● Exercises to complete:
A - Copy the passage of the NBA outlook text word for word, from "There are a number" up to and including "experiences from 2011-2012.".
B - In the NBA outlook text, what was Orlando's record this season?

● Text shown:
++++++++

In 2012-2013, a number of NBA teams will see their fortunes change from this season.
From the Miami Heat all the way to the Washington Wizards, each and every team will be looking to do something different in an effort to be victorious.
Sure, it may be a little premature to start saying who will succeed and who will fail in the 2012-2013 season, but a little looking into the crystal ball never hurt anyone, has it?
There are a number of teams whose futures looks bleak at this point in time. With a few exceptions such as the Oklahoma City Thunder and San Antonio Spurs, most every team in the league will be looking to change up their rosters in the offseason in hopes to change up their experiences from 2011-2012.
Looking ahead to 2012-2013, there are a few teams that are destined to change their fortunes from this season, and not all are necessarily in a good way.
Here's a look at the 10 teams that will have their fortunes changed next season for one reason or another.
2012-2013 Outlook: With Howard = Terrible; Without Howard = Even Worse
Never again will this pairing be seen on an NBA bench together, nor are they forced to say nice things about each other anymore.
Orlando went 37-29 this season, good enough for the No. 6 seed in the Eastern Conference playoffs, even with the saga that was Dwight Howard and his ego clash with coach Stan Van Gundy and Magic management.
Even though Howard managed to average 20 points and 14 rebounds per game amidst all the attention he garnered for being a bigger distraction than a helper this season, his energy and enthusiasm to help the Magic win games this season wasn't there.
Orlando was ultimately vanquished when he missed much of the second half of the season, including the playoff series against the Indiana Pacers.
Now, Howard has run both the coach and general manager, Otis Smith, out of town, and he might be on his way out as well. Management has become fed up with Howard and are now willing and looking to trade Howard this summer to rid themselves of his childish, selfish attitude that has affected the entire organization.
With a new coach, a new general manager and, potentially, a whole slew of new players in a trade for Howard, the future doesn't look too bright for the Orlando Magic in 2012-2013. The wheels are turning for a Magic meltdown, and next season it could be in full effect.
2012-2013 Outlook: Overachieving Will Catch Up to Them
One team that flourished in 2011-2012 thanks to the shortened lockout season was the Utah Jazz.

++++++++

● Dataset excerpts:

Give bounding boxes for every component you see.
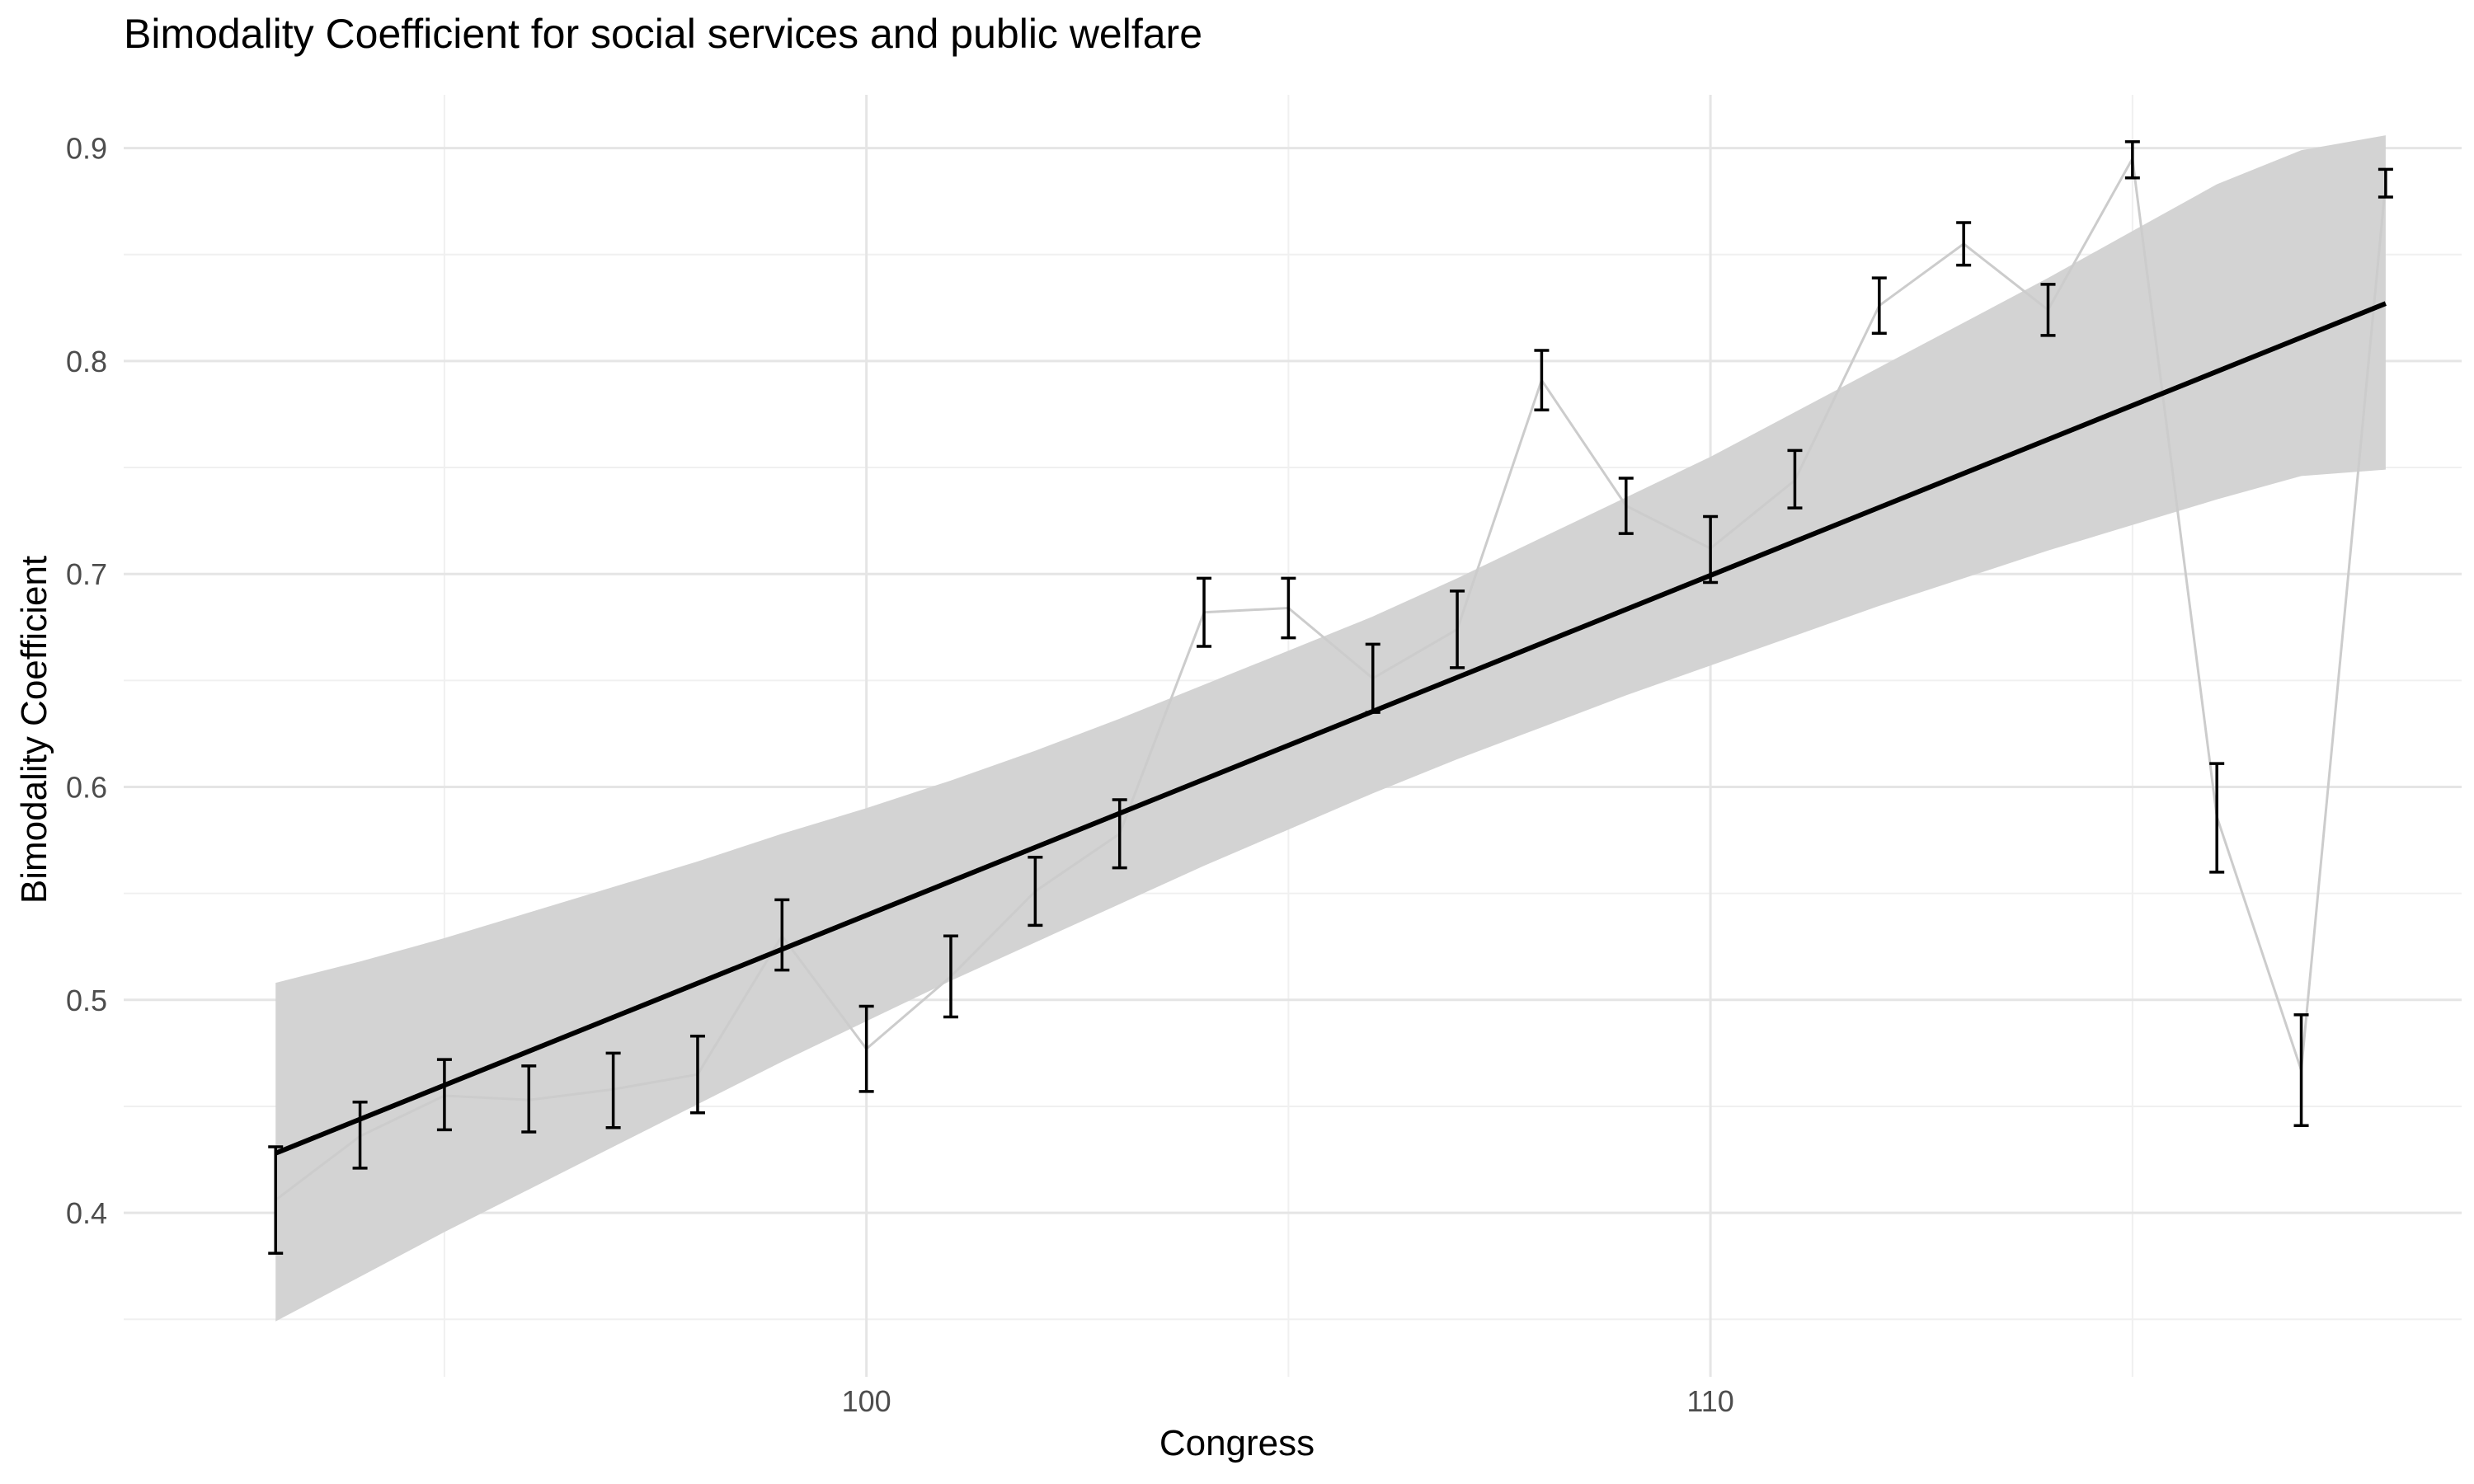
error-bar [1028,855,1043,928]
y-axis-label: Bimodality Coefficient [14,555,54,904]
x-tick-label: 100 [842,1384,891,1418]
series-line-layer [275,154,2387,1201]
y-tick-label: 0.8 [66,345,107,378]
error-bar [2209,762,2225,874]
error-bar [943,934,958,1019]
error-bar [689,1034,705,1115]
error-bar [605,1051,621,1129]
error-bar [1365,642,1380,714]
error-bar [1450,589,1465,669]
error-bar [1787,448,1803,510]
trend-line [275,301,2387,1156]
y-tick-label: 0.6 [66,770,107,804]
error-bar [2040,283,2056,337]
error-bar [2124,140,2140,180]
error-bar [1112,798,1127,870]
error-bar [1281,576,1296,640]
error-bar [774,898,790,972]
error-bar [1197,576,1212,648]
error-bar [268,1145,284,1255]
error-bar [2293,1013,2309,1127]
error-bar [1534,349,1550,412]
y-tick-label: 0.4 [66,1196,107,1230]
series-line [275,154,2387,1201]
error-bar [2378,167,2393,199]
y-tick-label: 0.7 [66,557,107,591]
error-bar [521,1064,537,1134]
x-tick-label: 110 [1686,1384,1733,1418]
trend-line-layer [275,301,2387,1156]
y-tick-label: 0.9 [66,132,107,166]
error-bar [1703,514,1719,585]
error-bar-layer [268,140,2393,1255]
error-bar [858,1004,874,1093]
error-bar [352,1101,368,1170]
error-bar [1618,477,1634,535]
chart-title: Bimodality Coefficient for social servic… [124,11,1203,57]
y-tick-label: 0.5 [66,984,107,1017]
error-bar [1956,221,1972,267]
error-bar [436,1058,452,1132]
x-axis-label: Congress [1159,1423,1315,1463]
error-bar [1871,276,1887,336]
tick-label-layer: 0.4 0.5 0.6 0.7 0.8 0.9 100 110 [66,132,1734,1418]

++++++++

● Task-by-task answers:
A -
There are a number of teams whose futures looks bleak at this point in time. With a few exceptions such as the Oklahoma City Thunder and San Antonio Spurs, most every team in the league will be looking to change up their rosters in the offseason in hopes to change up their experiences from 2011-2012.

B - 37-29